# START OF AVAILABLE RECORDS
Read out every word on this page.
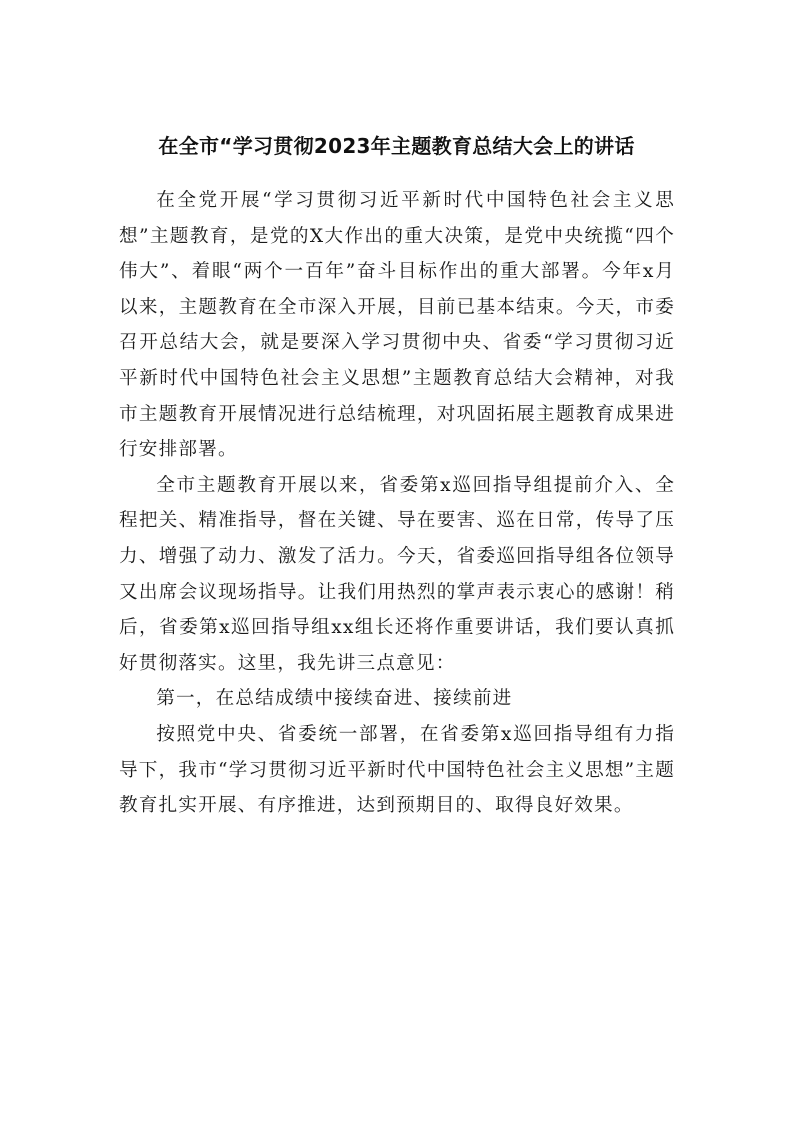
在全市“学习贯彻2023年主题教育总结大会上的讲话

在全党开展“学习贯彻习近平新时代中国特色社会主义思想”主题教育，是党的X大作出的重大决策，是党中央统揽“四个伟大”、着眼“两个一百年”奋斗目标作出的重大部署。今年x月以来，主题教育在全市深入开展，目前已基本结束。今天，市委召开总结大会，就是要深入学习贯彻中央、省委“学习贯彻习近平新时代中国特色社会主义思想”主题教育总结大会精神，对我市主题教育开展情况进行总结梳理，对巩固拓展主题教育成果进行安排部署。

全市主题教育开展以来，省委第x巡回指导组提前介入、全程把关、精准指导，督在关键、导在要害、巡在日常，传导了压力、增强了动力、激发了活力。今天，省委巡回指导组各位领导又出席会议现场指导。让我们用热烈的掌声表示衷心的感谢！稍后，省委第x巡回指导组xx组长还将作重要讲话，我们要认真抓好贯彻落实。这里，我先讲三点意见：

第一，在总结成绩中接续奋进、接续前进

按照党中央、省委统一部署，在省委第x巡回指导组有力指导下，我市“学习贯彻习近平新时代中国特色社会主义思想”主题教育扎实开展、有序推进，达到预期目的、取得良好效果。
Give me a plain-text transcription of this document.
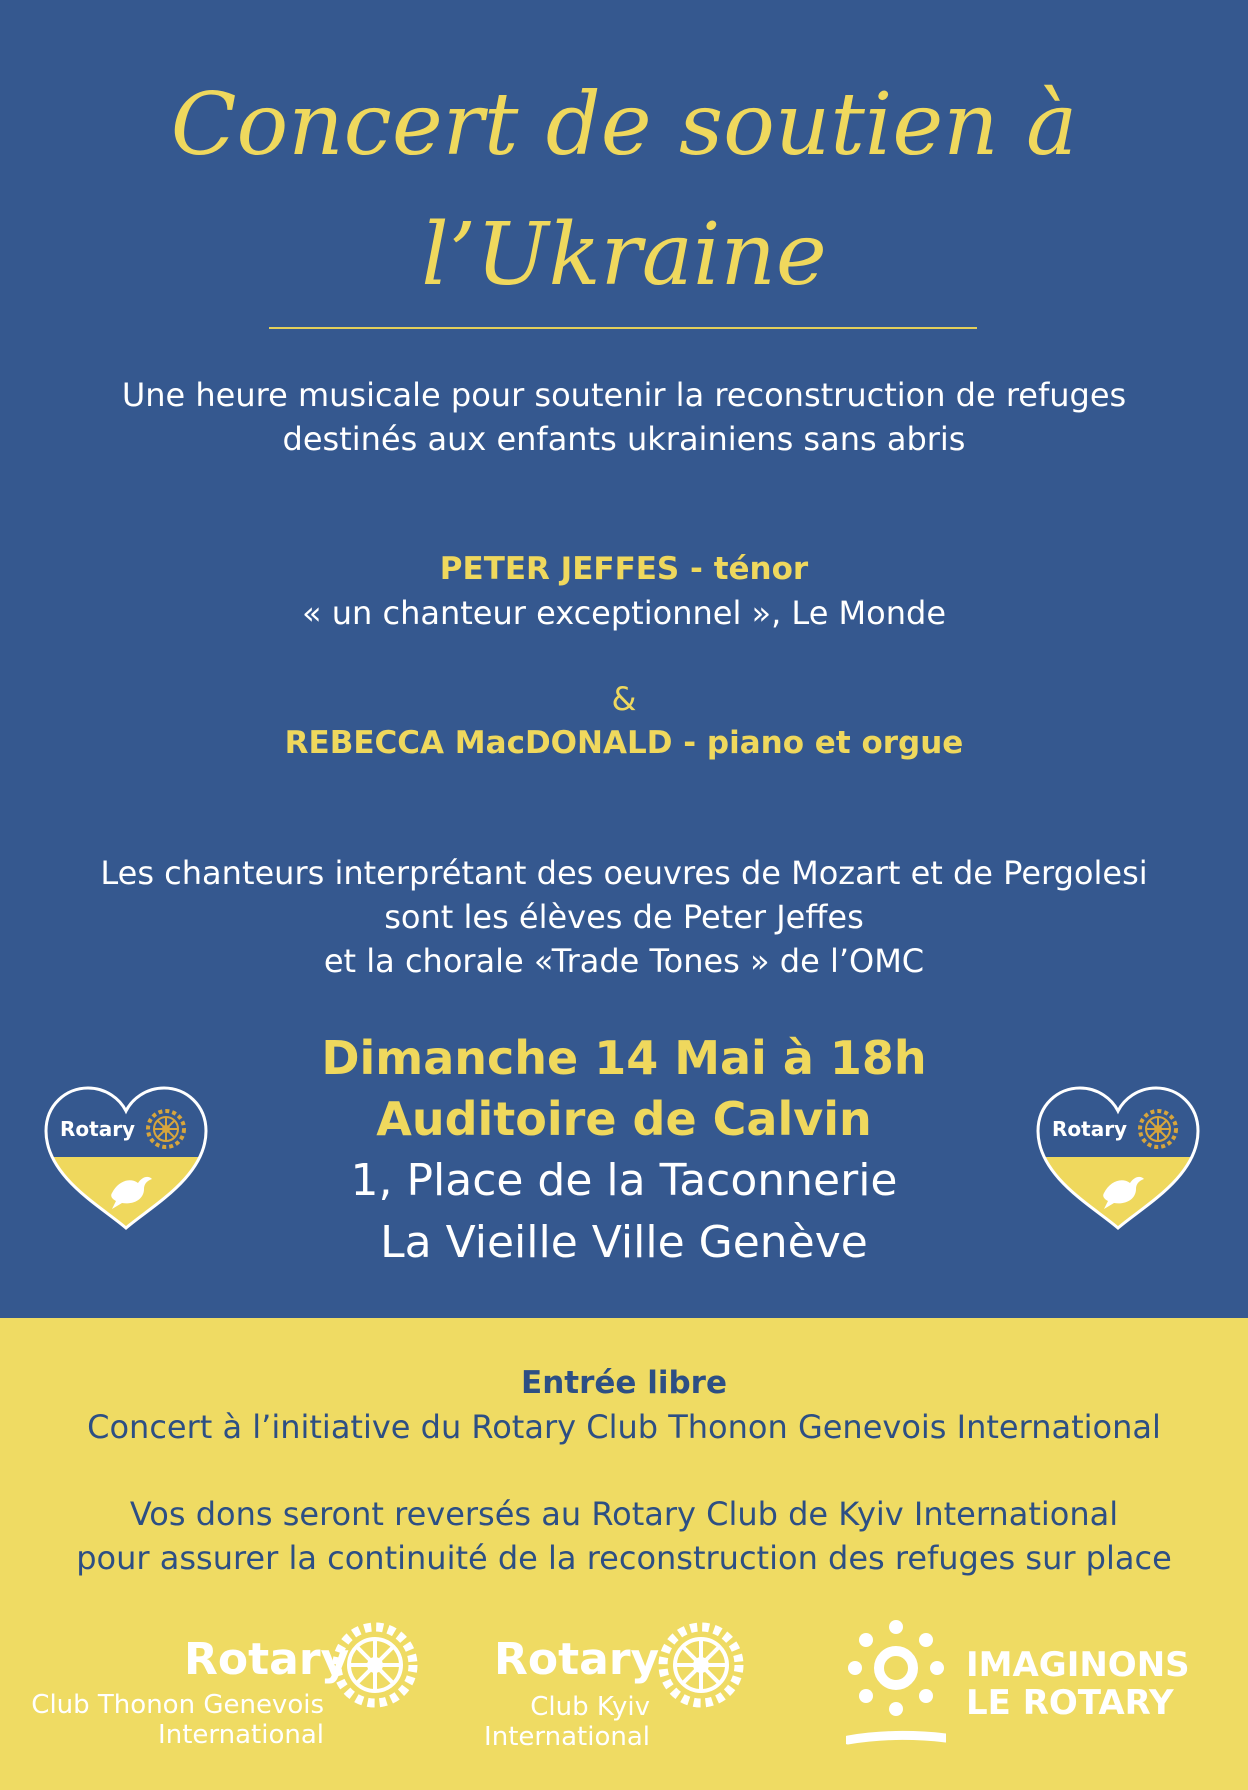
Concert de soutien à
l’Ukraine
Une heure musicale pour soutenir la reconstruction de refuges
destinés aux enfants ukrainiens sans abris
PETER JEFFES - ténor
« un chanteur exceptionnel », Le Monde
&
REBECCA MacDONALD - piano et orgue
Les chanteurs interprétant des oeuvres de Mozart et de Pergolesi
sont les élèves de Peter Jeffes
et la chorale «Trade Tones » de l’OMC
Dimanche 14 Mai à 18h
Auditoire de Calvin
1, Place de la Taconnerie
La Vieille Ville Genève
Rotary	Rotary
Entrée libre
Concert à l’initiative du Rotary Club Thonon Genevois International
Vos dons seront reversés au Rotary Club de Kyiv International
pour assurer la continuité de la reconstruction des refuges sur place
Rotary
Club Thonon Genevois
International
Rotary
Club Kyiv
International
IMAGINONS
LE ROTARY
# END OF AVAILABLE RECORDS
TASK BRIEF -
Using the records above, retype everything exactly except the pictures.

TASK OUTPUT -
Read out every word on this page.
在全市“学习贯彻2023年主题教育总结大会上的讲话

在全党开展“学习贯彻习近平新时代中国特色社会主义思想”主题教育，是党的X大作出的重大决策，是党中央统揽“四个伟大”、着眼“两个一百年”奋斗目标作出的重大部署。今年x月以来，主题教育在全市深入开展，目前已基本结束。今天，市委召开总结大会，就是要深入学习贯彻中央、省委“学习贯彻习近平新时代中国特色社会主义思想”主题教育总结大会精神，对我市主题教育开展情况进行总结梳理，对巩固拓展主题教育成果进行安排部署。

全市主题教育开展以来，省委第x巡回指导组提前介入、全程把关、精准指导，督在关键、导在要害、巡在日常，传导了压力、增强了动力、激发了活力。今天，省委巡回指导组各位领导又出席会议现场指导。让我们用热烈的掌声表示衷心的感谢！稍后，省委第x巡回指导组xx组长还将作重要讲话，我们要认真抓好贯彻落实。这里，我先讲三点意见：

第一，在总结成绩中接续奋进、接续前进

按照党中央、省委统一部署，在省委第x巡回指导组有力指导下，我市“学习贯彻习近平新时代中国特色社会主义思想”主题教育扎实开展、有序推进，达到预期目的、取得良好效果。
Give me a plain-text transcription of this document.
Concert de soutien à
l’Ukraine
Une heure musicale pour soutenir la reconstruction de refuges
destinés aux enfants ukrainiens sans abris
PETER JEFFES - ténor
« un chanteur exceptionnel », Le Monde
&
REBECCA MacDONALD - piano et orgue
Les chanteurs interprétant des oeuvres de Mozart et de Pergolesi
sont les élèves de Peter Jeffes
et la chorale «Trade Tones » de l’OMC
Dimanche 14 Mai à 18h
Auditoire de Calvin
1, Place de la Taconnerie
La Vieille Ville Genève
Rotary	Rotary
Entrée libre
Concert à l’initiative du Rotary Club Thonon Genevois International
Vos dons seront reversés au Rotary Club de Kyiv International
pour assurer la continuité de la reconstruction des refuges sur place
Rotary
Club Thonon Genevois
International
Rotary
Club Kyiv
International
IMAGINONS
LE ROTARY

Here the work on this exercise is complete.